##### Items #####

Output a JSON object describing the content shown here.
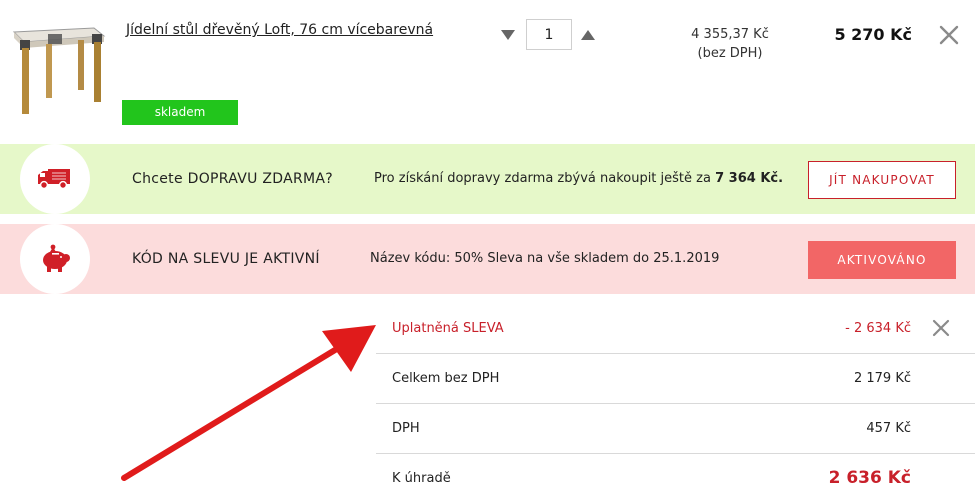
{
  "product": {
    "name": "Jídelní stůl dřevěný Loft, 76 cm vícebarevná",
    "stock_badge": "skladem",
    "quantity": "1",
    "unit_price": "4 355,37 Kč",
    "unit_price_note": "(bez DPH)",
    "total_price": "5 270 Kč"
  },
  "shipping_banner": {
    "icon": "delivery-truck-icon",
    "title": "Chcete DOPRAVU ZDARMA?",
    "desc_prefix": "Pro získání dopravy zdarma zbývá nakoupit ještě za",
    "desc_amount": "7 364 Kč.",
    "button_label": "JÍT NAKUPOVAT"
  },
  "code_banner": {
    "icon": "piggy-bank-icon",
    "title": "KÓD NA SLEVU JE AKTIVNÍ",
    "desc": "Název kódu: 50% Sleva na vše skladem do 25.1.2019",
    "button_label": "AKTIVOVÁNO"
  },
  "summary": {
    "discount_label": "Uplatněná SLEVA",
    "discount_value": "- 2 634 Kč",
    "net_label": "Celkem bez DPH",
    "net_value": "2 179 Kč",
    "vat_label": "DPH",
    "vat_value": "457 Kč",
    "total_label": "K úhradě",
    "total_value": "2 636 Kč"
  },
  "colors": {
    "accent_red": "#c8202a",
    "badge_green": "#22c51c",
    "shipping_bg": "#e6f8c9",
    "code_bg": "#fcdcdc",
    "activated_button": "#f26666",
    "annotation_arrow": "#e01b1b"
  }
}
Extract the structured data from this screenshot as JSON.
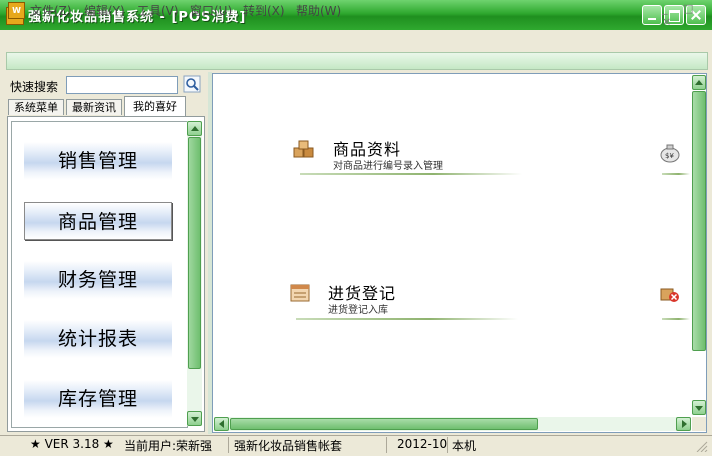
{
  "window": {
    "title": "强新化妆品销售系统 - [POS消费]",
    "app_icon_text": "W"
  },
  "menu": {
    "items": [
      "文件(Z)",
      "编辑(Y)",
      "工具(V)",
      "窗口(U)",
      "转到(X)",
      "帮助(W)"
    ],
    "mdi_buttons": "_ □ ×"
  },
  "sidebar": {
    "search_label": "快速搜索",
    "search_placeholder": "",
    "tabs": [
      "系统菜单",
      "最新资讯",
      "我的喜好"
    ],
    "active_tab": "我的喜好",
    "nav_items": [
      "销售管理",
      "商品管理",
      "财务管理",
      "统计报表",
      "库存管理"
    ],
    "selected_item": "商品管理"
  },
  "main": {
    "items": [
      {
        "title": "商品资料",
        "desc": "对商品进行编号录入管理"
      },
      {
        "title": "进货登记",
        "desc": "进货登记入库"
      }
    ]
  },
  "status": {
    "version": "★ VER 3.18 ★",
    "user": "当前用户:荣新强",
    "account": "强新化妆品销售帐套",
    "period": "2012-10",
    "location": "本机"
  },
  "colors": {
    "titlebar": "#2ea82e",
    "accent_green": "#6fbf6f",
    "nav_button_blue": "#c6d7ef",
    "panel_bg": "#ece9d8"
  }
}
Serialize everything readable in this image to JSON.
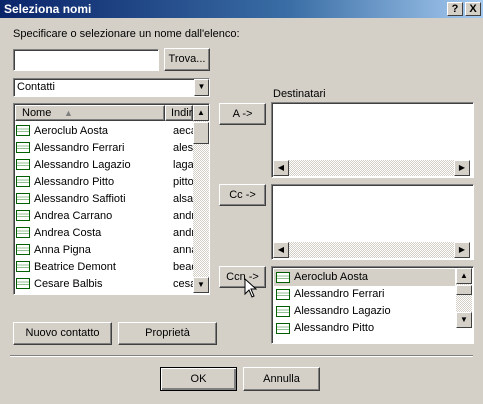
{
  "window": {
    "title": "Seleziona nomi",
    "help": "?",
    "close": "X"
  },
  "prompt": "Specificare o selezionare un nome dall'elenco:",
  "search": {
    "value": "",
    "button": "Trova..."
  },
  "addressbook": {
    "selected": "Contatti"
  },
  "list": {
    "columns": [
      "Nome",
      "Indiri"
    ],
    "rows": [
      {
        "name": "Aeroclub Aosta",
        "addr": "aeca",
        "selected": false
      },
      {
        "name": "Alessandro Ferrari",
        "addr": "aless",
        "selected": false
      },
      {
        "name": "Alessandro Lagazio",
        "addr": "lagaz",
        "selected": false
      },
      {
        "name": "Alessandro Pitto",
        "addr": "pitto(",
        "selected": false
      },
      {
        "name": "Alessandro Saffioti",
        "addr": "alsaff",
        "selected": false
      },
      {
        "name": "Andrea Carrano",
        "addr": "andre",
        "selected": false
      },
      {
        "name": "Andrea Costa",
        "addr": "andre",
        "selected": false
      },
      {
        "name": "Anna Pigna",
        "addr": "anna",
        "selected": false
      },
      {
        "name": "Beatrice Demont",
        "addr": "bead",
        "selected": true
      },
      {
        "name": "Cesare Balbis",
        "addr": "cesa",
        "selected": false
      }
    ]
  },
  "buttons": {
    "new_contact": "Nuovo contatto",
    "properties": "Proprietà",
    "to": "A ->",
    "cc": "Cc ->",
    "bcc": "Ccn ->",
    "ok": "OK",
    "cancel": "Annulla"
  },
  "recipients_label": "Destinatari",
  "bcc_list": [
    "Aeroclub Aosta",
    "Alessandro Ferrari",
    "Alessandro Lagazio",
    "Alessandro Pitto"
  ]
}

#####

*Objective*
Set every line down exactly as written, leaving each picture out.

*Result below*
Output a JSON object describing the content shown here.
{
  "product": {
    "name": "Jídelní stůl dřevěný Loft, 76 cm vícebarevná",
    "stock_badge": "skladem",
    "quantity": "1",
    "unit_price": "4 355,37 Kč",
    "unit_price_note": "(bez DPH)",
    "total_price": "5 270 Kč"
  },
  "shipping_banner": {
    "icon": "delivery-truck-icon",
    "title": "Chcete DOPRAVU ZDARMA?",
    "desc_prefix": "Pro získání dopravy zdarma zbývá nakoupit ještě za",
    "desc_amount": "7 364 Kč.",
    "button_label": "JÍT NAKUPOVAT"
  },
  "code_banner": {
    "icon": "piggy-bank-icon",
    "title": "KÓD NA SLEVU JE AKTIVNÍ",
    "desc": "Název kódu: 50% Sleva na vše skladem do 25.1.2019",
    "button_label": "AKTIVOVÁNO"
  },
  "summary": {
    "discount_label": "Uplatněná SLEVA",
    "discount_value": "- 2 634 Kč",
    "net_label": "Celkem bez DPH",
    "net_value": "2 179 Kč",
    "vat_label": "DPH",
    "vat_value": "457 Kč",
    "total_label": "K úhradě",
    "total_value": "2 636 Kč"
  },
  "colors": {
    "accent_red": "#c8202a",
    "badge_green": "#22c51c",
    "shipping_bg": "#e6f8c9",
    "code_bg": "#fcdcdc",
    "activated_button": "#f26666",
    "annotation_arrow": "#e01b1b"
  }
}
Extract the structured data from this screenshot as JSON.
{
  "window": {
    "title": "强新化妆品销售系统 - [POS消费]",
    "app_icon_text": "W"
  },
  "menu": {
    "items": [
      "文件(Z)",
      "编辑(Y)",
      "工具(V)",
      "窗口(U)",
      "转到(X)",
      "帮助(W)"
    ],
    "mdi_buttons": "_ □ ×"
  },
  "sidebar": {
    "search_label": "快速搜索",
    "search_placeholder": "",
    "tabs": [
      "系统菜单",
      "最新资讯",
      "我的喜好"
    ],
    "active_tab": "我的喜好",
    "nav_items": [
      "销售管理",
      "商品管理",
      "财务管理",
      "统计报表",
      "库存管理"
    ],
    "selected_item": "商品管理"
  },
  "main": {
    "items": [
      {
        "title": "商品资料",
        "desc": "对商品进行编号录入管理"
      },
      {
        "title": "进货登记",
        "desc": "进货登记入库"
      }
    ]
  },
  "status": {
    "version": "★ VER 3.18 ★",
    "user": "当前用户:荣新强",
    "account": "强新化妆品销售帐套",
    "period": "2012-10",
    "location": "本机"
  },
  "colors": {
    "titlebar": "#2ea82e",
    "accent_green": "#6fbf6f",
    "nav_button_blue": "#c6d7ef",
    "panel_bg": "#ece9d8"
  }
}
Serialize everything readable in this image to JSON.
{
  "window": {
    "title": "Seleziona nomi",
    "help": "?",
    "close": "X"
  },
  "prompt": "Specificare o selezionare un nome dall'elenco:",
  "search": {
    "value": "",
    "button": "Trova..."
  },
  "addressbook": {
    "selected": "Contatti"
  },
  "list": {
    "columns": [
      "Nome",
      "Indiri"
    ],
    "rows": [
      {
        "name": "Aeroclub Aosta",
        "addr": "aeca",
        "selected": false
      },
      {
        "name": "Alessandro Ferrari",
        "addr": "aless",
        "selected": false
      },
      {
        "name": "Alessandro Lagazio",
        "addr": "lagaz",
        "selected": false
      },
      {
        "name": "Alessandro Pitto",
        "addr": "pitto(",
        "selected": false
      },
      {
        "name": "Alessandro Saffioti",
        "addr": "alsaff",
        "selected": false
      },
      {
        "name": "Andrea Carrano",
        "addr": "andre",
        "selected": false
      },
      {
        "name": "Andrea Costa",
        "addr": "andre",
        "selected": false
      },
      {
        "name": "Anna Pigna",
        "addr": "anna",
        "selected": false
      },
      {
        "name": "Beatrice Demont",
        "addr": "bead",
        "selected": true
      },
      {
        "name": "Cesare Balbis",
        "addr": "cesa",
        "selected": false
      }
    ]
  },
  "buttons": {
    "new_contact": "Nuovo contatto",
    "properties": "Proprietà",
    "to": "A ->",
    "cc": "Cc ->",
    "bcc": "Ccn ->",
    "ok": "OK",
    "cancel": "Annulla"
  },
  "recipients_label": "Destinatari",
  "bcc_list": [
    "Aeroclub Aosta",
    "Alessandro Ferrari",
    "Alessandro Lagazio",
    "Alessandro Pitto"
  ]
}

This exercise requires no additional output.